Instructions for the task
Gather up the lines with the word "region" in them.
.....
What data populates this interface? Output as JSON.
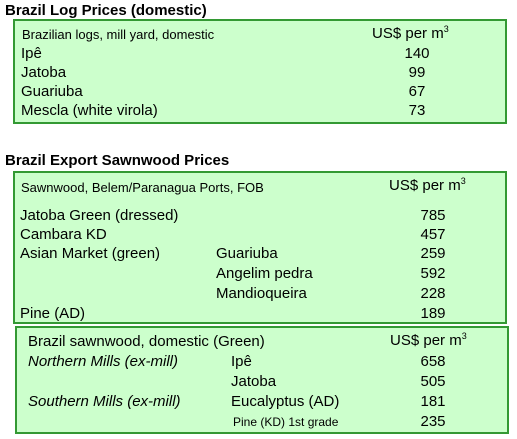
{
  "log_prices": {
    "title": "Brazil Log Prices (domestic)",
    "header_label": "Brazilian logs, mill yard, domestic",
    "unit_label": "US$ per m",
    "unit_sup": "3",
    "rows": [
      {
        "species": "Ipê",
        "price": "140"
      },
      {
        "species": "Jatoba",
        "price": "99"
      },
      {
        "species": "Guariuba",
        "price": "67"
      },
      {
        "species": "Mescla (white virola)",
        "price": "73"
      }
    ]
  },
  "export_sawnwood": {
    "title": "Brazil Export Sawnwood Prices",
    "header_label": "Sawnwood, Belem/Paranagua Ports, FOB",
    "unit_label": "US$ per m",
    "unit_sup": "3",
    "rows": [
      {
        "category": "Jatoba Green (dressed)",
        "species": "",
        "price": "785"
      },
      {
        "category": "Cambara KD",
        "species": "",
        "price": "457"
      },
      {
        "category": "Asian Market (green)",
        "species": "Guariuba",
        "price": "259"
      },
      {
        "category": "",
        "species": "Angelim pedra",
        "price": "592"
      },
      {
        "category": "",
        "species": "Mandioqueira",
        "price": "228"
      },
      {
        "category": "Pine (AD)",
        "species": "",
        "price": "189"
      }
    ]
  },
  "domestic_sawnwood": {
    "header_label": "Brazil sawnwood, domestic (Green)",
    "unit_label": "US$ per m",
    "unit_sup": "3",
    "rows": [
      {
        "region": "Northern Mills (ex-mill)",
        "species": "Ipê",
        "price": "658"
      },
      {
        "region": "",
        "species": "Jatoba",
        "price": "505"
      },
      {
        "region": "Southern Mills (ex-mill)",
        "species": "Eucalyptus (AD)",
        "price": "181"
      },
      {
        "region": "",
        "species": "Pine (KD) 1st grade",
        "price": "235"
      }
    ]
  }
}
.....
Solution to the problem
        "region": "Northern Mills (ex-mill)",
        "region": "",
        "region": "Southern Mills (ex-mill)",
        "region": "",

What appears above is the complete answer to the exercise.